* [EXERCISE INSTRUCTIONS]: Output the lines that follow exactly as they are.

* [Dataset records]:
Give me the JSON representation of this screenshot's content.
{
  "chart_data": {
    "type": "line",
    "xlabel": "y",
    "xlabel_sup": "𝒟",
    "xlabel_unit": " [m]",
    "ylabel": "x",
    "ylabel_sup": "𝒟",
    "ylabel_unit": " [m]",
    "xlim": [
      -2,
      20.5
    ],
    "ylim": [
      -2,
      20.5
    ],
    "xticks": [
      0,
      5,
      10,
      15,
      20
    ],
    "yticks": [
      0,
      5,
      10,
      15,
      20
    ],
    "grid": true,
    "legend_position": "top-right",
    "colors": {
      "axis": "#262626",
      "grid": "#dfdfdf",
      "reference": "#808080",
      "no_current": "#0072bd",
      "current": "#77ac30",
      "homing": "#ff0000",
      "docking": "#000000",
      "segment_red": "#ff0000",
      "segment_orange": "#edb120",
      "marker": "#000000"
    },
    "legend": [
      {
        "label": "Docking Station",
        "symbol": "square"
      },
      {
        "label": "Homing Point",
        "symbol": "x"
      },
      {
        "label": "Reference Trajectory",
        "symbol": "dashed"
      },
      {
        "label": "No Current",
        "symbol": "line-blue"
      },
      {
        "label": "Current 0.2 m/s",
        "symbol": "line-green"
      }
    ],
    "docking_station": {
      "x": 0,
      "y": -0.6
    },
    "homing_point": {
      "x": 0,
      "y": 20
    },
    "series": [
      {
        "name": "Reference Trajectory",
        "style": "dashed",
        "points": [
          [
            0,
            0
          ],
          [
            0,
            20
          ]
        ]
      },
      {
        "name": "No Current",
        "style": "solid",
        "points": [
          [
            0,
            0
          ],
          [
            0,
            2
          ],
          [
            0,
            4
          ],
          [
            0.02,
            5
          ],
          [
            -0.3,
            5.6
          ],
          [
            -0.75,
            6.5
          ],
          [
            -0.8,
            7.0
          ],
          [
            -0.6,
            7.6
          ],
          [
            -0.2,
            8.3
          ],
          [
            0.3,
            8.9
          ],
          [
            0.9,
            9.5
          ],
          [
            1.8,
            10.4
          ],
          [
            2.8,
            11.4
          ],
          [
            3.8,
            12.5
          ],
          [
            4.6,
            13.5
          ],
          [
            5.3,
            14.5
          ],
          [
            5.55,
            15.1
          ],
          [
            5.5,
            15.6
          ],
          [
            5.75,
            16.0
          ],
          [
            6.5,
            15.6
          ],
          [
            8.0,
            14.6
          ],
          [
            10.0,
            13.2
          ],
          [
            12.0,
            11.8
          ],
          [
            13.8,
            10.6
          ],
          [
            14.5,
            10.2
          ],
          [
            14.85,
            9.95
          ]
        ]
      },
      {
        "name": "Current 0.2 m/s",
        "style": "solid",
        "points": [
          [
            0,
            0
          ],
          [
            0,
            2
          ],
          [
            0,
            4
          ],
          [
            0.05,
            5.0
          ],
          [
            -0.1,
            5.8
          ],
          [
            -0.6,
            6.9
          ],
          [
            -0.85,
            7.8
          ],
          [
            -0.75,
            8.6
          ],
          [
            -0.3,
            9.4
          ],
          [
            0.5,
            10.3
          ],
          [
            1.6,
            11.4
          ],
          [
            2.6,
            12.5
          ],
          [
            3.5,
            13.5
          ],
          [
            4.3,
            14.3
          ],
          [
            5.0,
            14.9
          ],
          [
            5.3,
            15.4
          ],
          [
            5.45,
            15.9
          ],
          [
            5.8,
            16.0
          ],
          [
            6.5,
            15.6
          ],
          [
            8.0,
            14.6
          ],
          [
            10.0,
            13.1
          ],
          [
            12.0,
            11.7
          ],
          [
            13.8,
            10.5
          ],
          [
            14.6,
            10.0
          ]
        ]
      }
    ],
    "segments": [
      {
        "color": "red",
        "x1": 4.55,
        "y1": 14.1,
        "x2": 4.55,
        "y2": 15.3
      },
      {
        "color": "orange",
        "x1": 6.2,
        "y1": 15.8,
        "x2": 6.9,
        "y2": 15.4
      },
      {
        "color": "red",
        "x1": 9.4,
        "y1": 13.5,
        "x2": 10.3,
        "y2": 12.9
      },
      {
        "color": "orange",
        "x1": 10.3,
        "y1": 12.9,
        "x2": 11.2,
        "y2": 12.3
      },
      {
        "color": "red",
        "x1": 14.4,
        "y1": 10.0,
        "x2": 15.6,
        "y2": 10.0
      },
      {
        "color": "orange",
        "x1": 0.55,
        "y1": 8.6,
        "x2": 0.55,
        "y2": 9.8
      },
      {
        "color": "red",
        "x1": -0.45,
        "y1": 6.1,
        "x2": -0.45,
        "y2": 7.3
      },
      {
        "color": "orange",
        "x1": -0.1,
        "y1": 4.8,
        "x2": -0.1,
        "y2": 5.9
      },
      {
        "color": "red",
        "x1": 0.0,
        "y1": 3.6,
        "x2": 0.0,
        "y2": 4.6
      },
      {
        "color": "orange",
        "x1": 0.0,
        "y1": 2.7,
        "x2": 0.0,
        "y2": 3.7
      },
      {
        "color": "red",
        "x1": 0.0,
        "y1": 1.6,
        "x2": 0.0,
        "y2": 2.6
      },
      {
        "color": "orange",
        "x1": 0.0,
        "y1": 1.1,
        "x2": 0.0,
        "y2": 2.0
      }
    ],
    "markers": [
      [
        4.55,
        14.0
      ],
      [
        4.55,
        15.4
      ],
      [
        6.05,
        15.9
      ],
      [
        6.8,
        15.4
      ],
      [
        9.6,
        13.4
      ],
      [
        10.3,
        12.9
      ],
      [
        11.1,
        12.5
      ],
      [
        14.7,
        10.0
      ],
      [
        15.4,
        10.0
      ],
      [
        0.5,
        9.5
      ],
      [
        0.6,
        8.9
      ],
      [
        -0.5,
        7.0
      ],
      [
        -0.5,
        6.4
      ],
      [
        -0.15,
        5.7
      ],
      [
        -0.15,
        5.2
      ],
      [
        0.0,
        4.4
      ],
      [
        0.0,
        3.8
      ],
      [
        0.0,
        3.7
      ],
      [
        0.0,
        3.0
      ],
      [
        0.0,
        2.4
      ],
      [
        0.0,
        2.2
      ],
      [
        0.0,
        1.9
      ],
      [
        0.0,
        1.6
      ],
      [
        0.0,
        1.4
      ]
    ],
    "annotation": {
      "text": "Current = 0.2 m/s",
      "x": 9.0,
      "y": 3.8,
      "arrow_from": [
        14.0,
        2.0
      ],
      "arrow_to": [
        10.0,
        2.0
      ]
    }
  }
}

* [ANSWER TO THIS EXERCISE]:
Give me the JSON representation of this screenshot's content.
{
  "chart_data": {
    "type": "line",
    "xlabel": "y",
    "xlabel_sup": "𝒟",
    "xlabel_unit": " [m]",
    "ylabel": "x",
    "ylabel_sup": "𝒟",
    "ylabel_unit": " [m]",
    "xlim": [
      -2,
      20.5
    ],
    "ylim": [
      -2,
      20.5
    ],
    "xticks": [
      0,
      5,
      10,
      15,
      20
    ],
    "yticks": [
      0,
      5,
      10,
      15,
      20
    ],
    "grid": true,
    "legend_position": "top-right",
    "colors": {
      "axis": "#262626",
      "grid": "#dfdfdf",
      "reference": "#808080",
      "no_current": "#0072bd",
      "current": "#77ac30",
      "homing": "#ff0000",
      "docking": "#000000",
      "segment_red": "#ff0000",
      "segment_orange": "#edb120",
      "marker": "#000000"
    },
    "legend": [
      {
        "label": "Docking Station",
        "symbol": "square"
      },
      {
        "label": "Homing Point",
        "symbol": "x"
      },
      {
        "label": "Reference Trajectory",
        "symbol": "dashed"
      },
      {
        "label": "No Current",
        "symbol": "line-blue"
      },
      {
        "label": "Current 0.2 m/s",
        "symbol": "line-green"
      }
    ],
    "docking_station": {
      "x": 0,
      "y": -0.6
    },
    "homing_point": {
      "x": 0,
      "y": 20
    },
    "series": [
      {
        "name": "Reference Trajectory",
        "style": "dashed",
        "points": [
          [
            0,
            0
          ],
          [
            0,
            20
          ]
        ]
      },
      {
        "name": "No Current",
        "style": "solid",
        "points": [
          [
            0,
            0
          ],
          [
            0,
            2
          ],
          [
            0,
            4
          ],
          [
            0.02,
            5
          ],
          [
            -0.3,
            5.6
          ],
          [
            -0.75,
            6.5
          ],
          [
            -0.8,
            7.0
          ],
          [
            -0.6,
            7.6
          ],
          [
            -0.2,
            8.3
          ],
          [
            0.3,
            8.9
          ],
          [
            0.9,
            9.5
          ],
          [
            1.8,
            10.4
          ],
          [
            2.8,
            11.4
          ],
          [
            3.8,
            12.5
          ],
          [
            4.6,
            13.5
          ],
          [
            5.3,
            14.5
          ],
          [
            5.55,
            15.1
          ],
          [
            5.5,
            15.6
          ],
          [
            5.75,
            16.0
          ],
          [
            6.5,
            15.6
          ],
          [
            8.0,
            14.6
          ],
          [
            10.0,
            13.2
          ],
          [
            12.0,
            11.8
          ],
          [
            13.8,
            10.6
          ],
          [
            14.5,
            10.2
          ],
          [
            14.85,
            9.95
          ]
        ]
      },
      {
        "name": "Current 0.2 m/s",
        "style": "solid",
        "points": [
          [
            0,
            0
          ],
          [
            0,
            2
          ],
          [
            0,
            4
          ],
          [
            0.05,
            5.0
          ],
          [
            -0.1,
            5.8
          ],
          [
            -0.6,
            6.9
          ],
          [
            -0.85,
            7.8
          ],
          [
            -0.75,
            8.6
          ],
          [
            -0.3,
            9.4
          ],
          [
            0.5,
            10.3
          ],
          [
            1.6,
            11.4
          ],
          [
            2.6,
            12.5
          ],
          [
            3.5,
            13.5
          ],
          [
            4.3,
            14.3
          ],
          [
            5.0,
            14.9
          ],
          [
            5.3,
            15.4
          ],
          [
            5.45,
            15.9
          ],
          [
            5.8,
            16.0
          ],
          [
            6.5,
            15.6
          ],
          [
            8.0,
            14.6
          ],
          [
            10.0,
            13.1
          ],
          [
            12.0,
            11.7
          ],
          [
            13.8,
            10.5
          ],
          [
            14.6,
            10.0
          ]
        ]
      }
    ],
    "segments": [
      {
        "color": "red",
        "x1": 4.55,
        "y1": 14.1,
        "x2": 4.55,
        "y2": 15.3
      },
      {
        "color": "orange",
        "x1": 6.2,
        "y1": 15.8,
        "x2": 6.9,
        "y2": 15.4
      },
      {
        "color": "red",
        "x1": 9.4,
        "y1": 13.5,
        "x2": 10.3,
        "y2": 12.9
      },
      {
        "color": "orange",
        "x1": 10.3,
        "y1": 12.9,
        "x2": 11.2,
        "y2": 12.3
      },
      {
        "color": "red",
        "x1": 14.4,
        "y1": 10.0,
        "x2": 15.6,
        "y2": 10.0
      },
      {
        "color": "orange",
        "x1": 0.55,
        "y1": 8.6,
        "x2": 0.55,
        "y2": 9.8
      },
      {
        "color": "red",
        "x1": -0.45,
        "y1": 6.1,
        "x2": -0.45,
        "y2": 7.3
      },
      {
        "color": "orange",
        "x1": -0.1,
        "y1": 4.8,
        "x2": -0.1,
        "y2": 5.9
      },
      {
        "color": "red",
        "x1": 0.0,
        "y1": 3.6,
        "x2": 0.0,
        "y2": 4.6
      },
      {
        "color": "orange",
        "x1": 0.0,
        "y1": 2.7,
        "x2": 0.0,
        "y2": 3.7
      },
      {
        "color": "red",
        "x1": 0.0,
        "y1": 1.6,
        "x2": 0.0,
        "y2": 2.6
      },
      {
        "color": "orange",
        "x1": 0.0,
        "y1": 1.1,
        "x2": 0.0,
        "y2": 2.0
      }
    ],
    "markers": [
      [
        4.55,
        14.0
      ],
      [
        4.55,
        15.4
      ],
      [
        6.05,
        15.9
      ],
      [
        6.8,
        15.4
      ],
      [
        9.6,
        13.4
      ],
      [
        10.3,
        12.9
      ],
      [
        11.1,
        12.5
      ],
      [
        14.7,
        10.0
      ],
      [
        15.4,
        10.0
      ],
      [
        0.5,
        9.5
      ],
      [
        0.6,
        8.9
      ],
      [
        -0.5,
        7.0
      ],
      [
        -0.5,
        6.4
      ],
      [
        -0.15,
        5.7
      ],
      [
        -0.15,
        5.2
      ],
      [
        0.0,
        4.4
      ],
      [
        0.0,
        3.8
      ],
      [
        0.0,
        3.7
      ],
      [
        0.0,
        3.0
      ],
      [
        0.0,
        2.4
      ],
      [
        0.0,
        2.2
      ],
      [
        0.0,
        1.9
      ],
      [
        0.0,
        1.6
      ],
      [
        0.0,
        1.4
      ]
    ],
    "annotation": {
      "text": "Current = 0.2 m/s",
      "x": 9.0,
      "y": 3.8,
      "arrow_from": [
        14.0,
        2.0
      ],
      "arrow_to": [
        10.0,
        2.0
      ]
    }
  }
}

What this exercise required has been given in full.